■ Task to carry out
Pull every line of the entries that has the word "Durchschnittliche".

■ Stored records
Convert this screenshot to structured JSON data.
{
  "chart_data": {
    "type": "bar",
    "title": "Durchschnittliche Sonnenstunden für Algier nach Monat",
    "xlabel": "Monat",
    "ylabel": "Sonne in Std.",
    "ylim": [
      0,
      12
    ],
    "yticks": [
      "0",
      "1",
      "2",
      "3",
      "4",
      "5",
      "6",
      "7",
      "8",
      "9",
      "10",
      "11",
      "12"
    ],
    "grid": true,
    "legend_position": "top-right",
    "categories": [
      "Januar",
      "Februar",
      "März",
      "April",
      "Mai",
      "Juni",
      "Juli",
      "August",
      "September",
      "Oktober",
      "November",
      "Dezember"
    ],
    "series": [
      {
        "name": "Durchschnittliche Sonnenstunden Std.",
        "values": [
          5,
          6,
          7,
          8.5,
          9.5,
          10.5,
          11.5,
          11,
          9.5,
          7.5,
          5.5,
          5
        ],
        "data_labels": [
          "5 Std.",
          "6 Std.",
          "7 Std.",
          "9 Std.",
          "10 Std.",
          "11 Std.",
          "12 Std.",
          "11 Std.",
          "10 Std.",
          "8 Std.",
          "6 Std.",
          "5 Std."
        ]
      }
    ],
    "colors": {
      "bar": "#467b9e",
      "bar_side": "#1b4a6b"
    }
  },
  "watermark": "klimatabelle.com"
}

...

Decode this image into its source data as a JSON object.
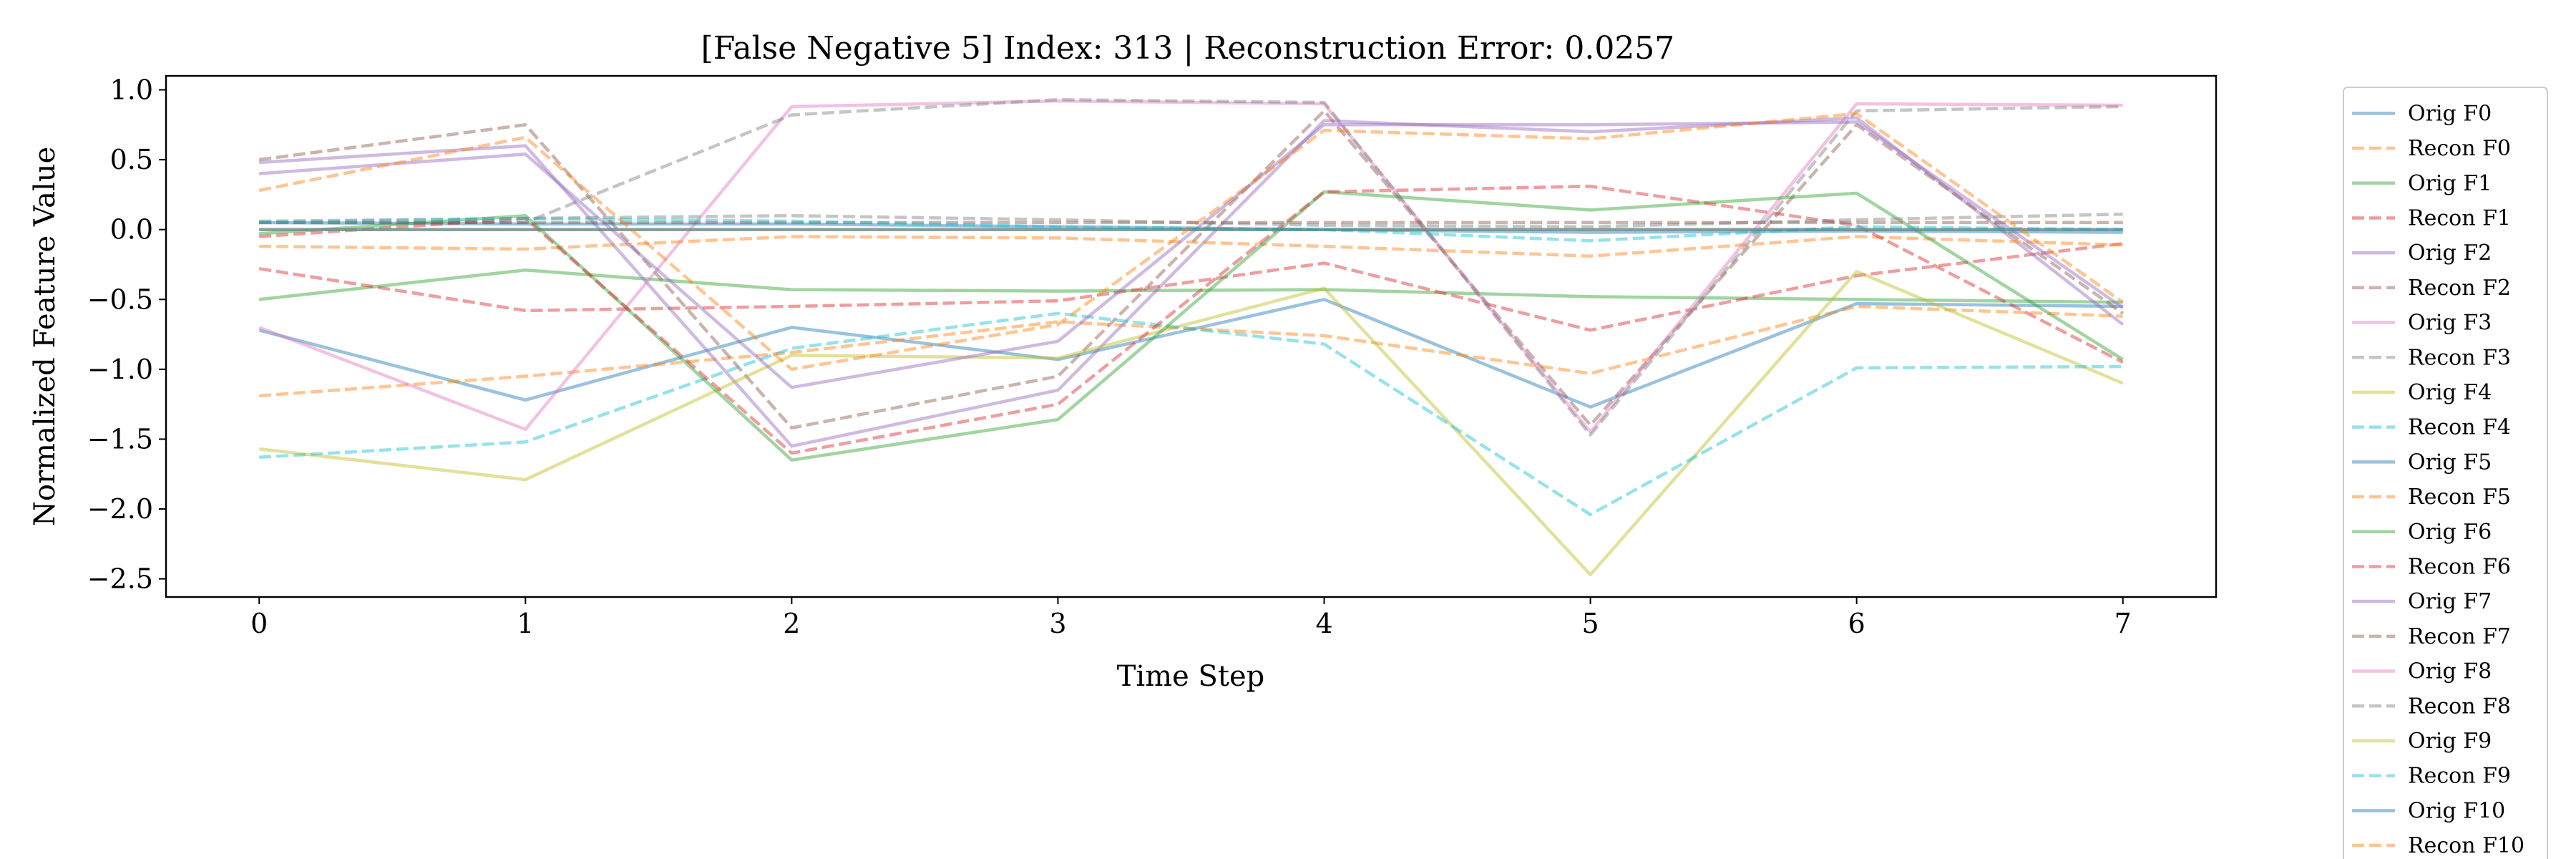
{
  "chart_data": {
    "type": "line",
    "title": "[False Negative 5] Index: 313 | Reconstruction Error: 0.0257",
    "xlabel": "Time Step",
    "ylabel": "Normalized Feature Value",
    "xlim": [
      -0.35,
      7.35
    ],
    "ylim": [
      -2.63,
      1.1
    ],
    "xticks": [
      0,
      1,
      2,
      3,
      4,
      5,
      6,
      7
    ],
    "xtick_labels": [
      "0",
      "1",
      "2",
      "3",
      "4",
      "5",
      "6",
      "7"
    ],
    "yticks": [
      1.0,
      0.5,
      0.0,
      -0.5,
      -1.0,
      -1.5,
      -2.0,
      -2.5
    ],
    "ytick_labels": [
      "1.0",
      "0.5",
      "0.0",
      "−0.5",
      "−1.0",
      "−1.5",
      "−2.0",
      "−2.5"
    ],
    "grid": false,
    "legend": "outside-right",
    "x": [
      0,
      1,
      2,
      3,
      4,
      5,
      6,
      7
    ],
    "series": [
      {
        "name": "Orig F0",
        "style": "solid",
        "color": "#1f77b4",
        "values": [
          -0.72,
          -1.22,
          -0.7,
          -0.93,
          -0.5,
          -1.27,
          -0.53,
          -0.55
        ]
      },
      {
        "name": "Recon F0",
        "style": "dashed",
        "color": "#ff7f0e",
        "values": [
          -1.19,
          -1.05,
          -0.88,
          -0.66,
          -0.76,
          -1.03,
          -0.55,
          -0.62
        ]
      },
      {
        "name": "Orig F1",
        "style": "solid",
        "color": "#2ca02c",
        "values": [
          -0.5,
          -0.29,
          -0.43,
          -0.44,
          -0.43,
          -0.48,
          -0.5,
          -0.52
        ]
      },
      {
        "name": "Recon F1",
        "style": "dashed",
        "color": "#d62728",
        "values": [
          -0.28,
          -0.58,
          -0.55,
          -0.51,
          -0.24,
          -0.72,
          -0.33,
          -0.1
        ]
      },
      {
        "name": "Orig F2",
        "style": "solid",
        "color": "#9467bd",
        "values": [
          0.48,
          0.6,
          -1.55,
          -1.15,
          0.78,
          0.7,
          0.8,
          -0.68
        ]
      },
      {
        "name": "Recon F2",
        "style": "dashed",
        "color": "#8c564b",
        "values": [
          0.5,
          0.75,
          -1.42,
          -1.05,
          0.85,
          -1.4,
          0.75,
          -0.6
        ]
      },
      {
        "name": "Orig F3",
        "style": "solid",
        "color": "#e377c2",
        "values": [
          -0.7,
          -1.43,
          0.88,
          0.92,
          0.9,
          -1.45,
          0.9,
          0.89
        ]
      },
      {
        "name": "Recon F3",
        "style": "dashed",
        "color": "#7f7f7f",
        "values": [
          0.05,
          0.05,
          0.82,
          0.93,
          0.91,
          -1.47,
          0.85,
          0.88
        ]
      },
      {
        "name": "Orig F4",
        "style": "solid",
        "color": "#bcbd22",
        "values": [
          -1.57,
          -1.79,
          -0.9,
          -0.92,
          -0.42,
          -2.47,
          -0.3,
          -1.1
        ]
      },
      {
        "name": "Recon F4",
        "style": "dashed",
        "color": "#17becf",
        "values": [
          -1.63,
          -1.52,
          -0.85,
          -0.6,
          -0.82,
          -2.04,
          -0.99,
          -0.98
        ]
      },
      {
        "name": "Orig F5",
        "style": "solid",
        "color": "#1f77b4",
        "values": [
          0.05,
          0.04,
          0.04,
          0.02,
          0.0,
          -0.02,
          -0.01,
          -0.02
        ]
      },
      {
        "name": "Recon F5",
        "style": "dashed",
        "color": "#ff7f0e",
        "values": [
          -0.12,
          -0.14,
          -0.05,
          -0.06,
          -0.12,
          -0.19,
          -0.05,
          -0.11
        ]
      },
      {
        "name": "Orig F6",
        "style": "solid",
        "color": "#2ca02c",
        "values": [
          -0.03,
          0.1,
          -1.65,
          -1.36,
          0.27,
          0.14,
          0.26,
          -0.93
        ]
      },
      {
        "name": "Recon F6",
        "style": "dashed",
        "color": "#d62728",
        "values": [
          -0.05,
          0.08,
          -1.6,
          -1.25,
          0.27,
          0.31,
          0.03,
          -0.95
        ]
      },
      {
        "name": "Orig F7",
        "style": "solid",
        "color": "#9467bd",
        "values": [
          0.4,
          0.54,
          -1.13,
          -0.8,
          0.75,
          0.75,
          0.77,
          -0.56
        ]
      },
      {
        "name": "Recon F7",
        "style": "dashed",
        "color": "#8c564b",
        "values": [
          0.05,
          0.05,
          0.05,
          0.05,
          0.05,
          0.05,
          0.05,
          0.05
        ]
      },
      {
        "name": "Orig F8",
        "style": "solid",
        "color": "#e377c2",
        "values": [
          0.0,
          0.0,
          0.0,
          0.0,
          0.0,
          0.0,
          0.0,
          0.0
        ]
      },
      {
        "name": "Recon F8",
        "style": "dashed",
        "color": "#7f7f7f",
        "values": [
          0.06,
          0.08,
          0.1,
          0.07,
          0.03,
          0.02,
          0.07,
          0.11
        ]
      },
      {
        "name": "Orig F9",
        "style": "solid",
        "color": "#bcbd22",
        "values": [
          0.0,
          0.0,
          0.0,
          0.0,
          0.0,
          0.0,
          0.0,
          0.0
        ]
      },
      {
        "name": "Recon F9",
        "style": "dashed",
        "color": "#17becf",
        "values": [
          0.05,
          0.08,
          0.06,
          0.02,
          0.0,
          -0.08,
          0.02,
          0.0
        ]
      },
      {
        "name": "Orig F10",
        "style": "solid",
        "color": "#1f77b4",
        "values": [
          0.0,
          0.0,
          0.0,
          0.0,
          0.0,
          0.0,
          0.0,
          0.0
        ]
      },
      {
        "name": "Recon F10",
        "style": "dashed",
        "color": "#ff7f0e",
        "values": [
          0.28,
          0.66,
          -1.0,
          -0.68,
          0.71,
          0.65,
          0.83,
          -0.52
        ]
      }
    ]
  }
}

---

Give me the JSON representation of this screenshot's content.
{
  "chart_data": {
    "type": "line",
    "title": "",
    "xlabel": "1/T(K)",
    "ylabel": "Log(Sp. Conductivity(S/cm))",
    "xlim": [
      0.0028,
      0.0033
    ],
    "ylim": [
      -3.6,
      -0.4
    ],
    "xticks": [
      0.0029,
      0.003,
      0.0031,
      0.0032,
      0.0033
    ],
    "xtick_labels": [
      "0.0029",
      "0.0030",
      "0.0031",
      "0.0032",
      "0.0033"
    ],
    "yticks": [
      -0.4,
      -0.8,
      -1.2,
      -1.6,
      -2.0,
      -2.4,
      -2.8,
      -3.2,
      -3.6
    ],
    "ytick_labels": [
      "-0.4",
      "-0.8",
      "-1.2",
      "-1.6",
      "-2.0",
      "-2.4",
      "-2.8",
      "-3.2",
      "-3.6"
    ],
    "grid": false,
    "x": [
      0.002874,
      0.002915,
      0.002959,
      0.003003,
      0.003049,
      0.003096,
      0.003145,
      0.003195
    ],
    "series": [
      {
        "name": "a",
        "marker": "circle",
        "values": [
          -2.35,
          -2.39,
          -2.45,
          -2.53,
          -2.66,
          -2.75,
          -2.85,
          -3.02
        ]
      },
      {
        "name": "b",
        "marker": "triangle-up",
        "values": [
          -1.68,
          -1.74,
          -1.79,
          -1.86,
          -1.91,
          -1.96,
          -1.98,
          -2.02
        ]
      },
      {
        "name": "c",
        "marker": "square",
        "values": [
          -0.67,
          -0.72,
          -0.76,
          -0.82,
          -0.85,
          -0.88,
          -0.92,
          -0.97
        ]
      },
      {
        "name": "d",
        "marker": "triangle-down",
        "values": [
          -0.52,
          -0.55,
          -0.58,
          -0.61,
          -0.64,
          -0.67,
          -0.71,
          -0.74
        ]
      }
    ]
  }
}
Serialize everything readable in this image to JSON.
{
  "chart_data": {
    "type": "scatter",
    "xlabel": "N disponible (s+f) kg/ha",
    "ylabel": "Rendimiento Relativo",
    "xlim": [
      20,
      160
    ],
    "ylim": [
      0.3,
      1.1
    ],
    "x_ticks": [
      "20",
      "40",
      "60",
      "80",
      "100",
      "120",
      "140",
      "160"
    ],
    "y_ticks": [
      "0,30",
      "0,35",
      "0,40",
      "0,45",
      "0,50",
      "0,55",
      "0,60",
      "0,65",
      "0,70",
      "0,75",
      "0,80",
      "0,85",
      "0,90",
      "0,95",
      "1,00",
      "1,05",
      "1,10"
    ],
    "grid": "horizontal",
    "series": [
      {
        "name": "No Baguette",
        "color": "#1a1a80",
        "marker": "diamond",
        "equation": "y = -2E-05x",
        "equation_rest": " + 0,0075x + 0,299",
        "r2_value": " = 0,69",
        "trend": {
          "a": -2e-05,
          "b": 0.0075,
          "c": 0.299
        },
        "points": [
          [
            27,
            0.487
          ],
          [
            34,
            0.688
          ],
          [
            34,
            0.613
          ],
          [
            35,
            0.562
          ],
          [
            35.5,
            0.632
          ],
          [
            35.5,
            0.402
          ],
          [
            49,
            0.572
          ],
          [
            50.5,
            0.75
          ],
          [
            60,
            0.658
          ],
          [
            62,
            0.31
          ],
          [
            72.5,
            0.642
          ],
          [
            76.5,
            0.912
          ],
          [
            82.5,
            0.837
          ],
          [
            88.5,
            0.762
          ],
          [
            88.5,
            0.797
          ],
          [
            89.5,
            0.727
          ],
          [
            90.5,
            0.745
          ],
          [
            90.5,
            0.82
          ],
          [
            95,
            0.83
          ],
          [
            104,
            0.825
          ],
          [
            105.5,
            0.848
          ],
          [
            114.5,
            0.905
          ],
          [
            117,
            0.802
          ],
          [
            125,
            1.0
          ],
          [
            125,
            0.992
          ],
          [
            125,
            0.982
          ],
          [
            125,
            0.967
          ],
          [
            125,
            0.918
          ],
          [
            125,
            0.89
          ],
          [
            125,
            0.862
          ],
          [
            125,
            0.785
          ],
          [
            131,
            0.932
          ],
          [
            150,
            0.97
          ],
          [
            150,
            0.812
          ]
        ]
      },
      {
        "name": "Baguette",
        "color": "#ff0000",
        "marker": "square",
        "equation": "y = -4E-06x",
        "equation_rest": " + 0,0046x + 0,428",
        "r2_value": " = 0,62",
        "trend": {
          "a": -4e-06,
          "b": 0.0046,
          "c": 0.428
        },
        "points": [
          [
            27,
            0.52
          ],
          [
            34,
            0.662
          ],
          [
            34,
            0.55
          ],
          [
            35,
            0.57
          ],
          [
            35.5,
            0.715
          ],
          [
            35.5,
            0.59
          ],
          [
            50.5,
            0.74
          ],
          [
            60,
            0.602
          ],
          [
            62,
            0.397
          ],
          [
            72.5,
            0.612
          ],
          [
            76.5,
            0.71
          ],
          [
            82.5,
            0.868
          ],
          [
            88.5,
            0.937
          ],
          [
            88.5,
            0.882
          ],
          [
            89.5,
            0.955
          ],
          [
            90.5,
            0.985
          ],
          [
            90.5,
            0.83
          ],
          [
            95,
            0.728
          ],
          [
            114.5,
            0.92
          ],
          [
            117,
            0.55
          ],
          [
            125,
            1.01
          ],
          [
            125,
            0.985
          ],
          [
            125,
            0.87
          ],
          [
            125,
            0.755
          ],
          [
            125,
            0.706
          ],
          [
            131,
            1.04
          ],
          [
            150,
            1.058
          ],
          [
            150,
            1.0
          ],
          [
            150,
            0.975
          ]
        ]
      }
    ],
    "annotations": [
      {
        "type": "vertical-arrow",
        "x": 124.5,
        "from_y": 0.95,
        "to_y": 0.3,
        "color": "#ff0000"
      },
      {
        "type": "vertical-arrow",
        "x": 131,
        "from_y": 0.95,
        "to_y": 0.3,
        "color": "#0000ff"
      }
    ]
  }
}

■ Final answer
    "title": "Durchschnittliche Sonnenstunden für Algier nach Monat",
        "name": "Durchschnittliche Sonnenstunden Std.",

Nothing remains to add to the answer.